Dataset items:
───

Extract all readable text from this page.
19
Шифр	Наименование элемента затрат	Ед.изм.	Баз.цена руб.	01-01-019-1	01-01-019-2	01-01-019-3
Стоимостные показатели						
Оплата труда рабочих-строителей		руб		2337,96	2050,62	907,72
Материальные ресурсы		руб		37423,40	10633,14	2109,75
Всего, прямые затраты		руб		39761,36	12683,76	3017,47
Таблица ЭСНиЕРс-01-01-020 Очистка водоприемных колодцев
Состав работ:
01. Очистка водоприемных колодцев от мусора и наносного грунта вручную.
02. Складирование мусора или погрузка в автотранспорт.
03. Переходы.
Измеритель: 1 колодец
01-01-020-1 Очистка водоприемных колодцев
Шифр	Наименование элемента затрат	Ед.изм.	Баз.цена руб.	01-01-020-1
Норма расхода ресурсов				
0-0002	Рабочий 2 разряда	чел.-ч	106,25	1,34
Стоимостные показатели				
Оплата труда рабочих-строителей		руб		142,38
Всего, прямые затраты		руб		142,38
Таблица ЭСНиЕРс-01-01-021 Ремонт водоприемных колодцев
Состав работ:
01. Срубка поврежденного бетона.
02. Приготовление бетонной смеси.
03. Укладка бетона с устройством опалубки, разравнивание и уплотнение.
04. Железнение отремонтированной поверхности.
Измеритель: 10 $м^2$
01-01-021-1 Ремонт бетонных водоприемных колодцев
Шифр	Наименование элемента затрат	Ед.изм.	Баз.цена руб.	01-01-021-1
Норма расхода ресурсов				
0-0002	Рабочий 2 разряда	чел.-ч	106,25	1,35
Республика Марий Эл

───

== What needs to be done ==
The listing above should be transcribed in full, exactly as written.

== Task output ==
Extract all readable text from this page.
19
Шифр	Наименование элемента затрат	Ед.изм.	Баз.цена руб.	01-01-019-1	01-01-019-2	01-01-019-3
Стоимостные показатели						
Оплата труда рабочих-строителей		руб		2337,96	2050,62	907,72
Материальные ресурсы		руб		37423,40	10633,14	2109,75
Всего, прямые затраты		руб		39761,36	12683,76	3017,47
Таблица ЭСНиЕРс-01-01-020 Очистка водоприемных колодцев
Состав работ:
01. Очистка водоприемных колодцев от мусора и наносного грунта вручную.
02. Складирование мусора или погрузка в автотранспорт.
03. Переходы.
Измеритель: 1 колодец
01-01-020-1 Очистка водоприемных колодцев
Шифр	Наименование элемента затрат	Ед.изм.	Баз.цена руб.	01-01-020-1
Норма расхода ресурсов				
0-0002	Рабочий 2 разряда	чел.-ч	106,25	1,34
Стоимостные показатели				
Оплата труда рабочих-строителей		руб		142,38
Всего, прямые затраты		руб		142,38
Таблица ЭСНиЕРс-01-01-021 Ремонт водоприемных колодцев
Состав работ:
01. Срубка поврежденного бетона.
02. Приготовление бетонной смеси.
03. Укладка бетона с устройством опалубки, разравнивание и уплотнение.
04. Железнение отремонтированной поверхности.
Измеритель: 10 $м^2$
01-01-021-1 Ремонт бетонных водоприемных колодцев
Шифр	Наименование элемента затрат	Ед.изм.	Баз.цена руб.	01-01-021-1
Норма расхода ресурсов				
0-0002	Рабочий 2 разряда	чел.-ч	106,25	1,35
Республика Марий Эл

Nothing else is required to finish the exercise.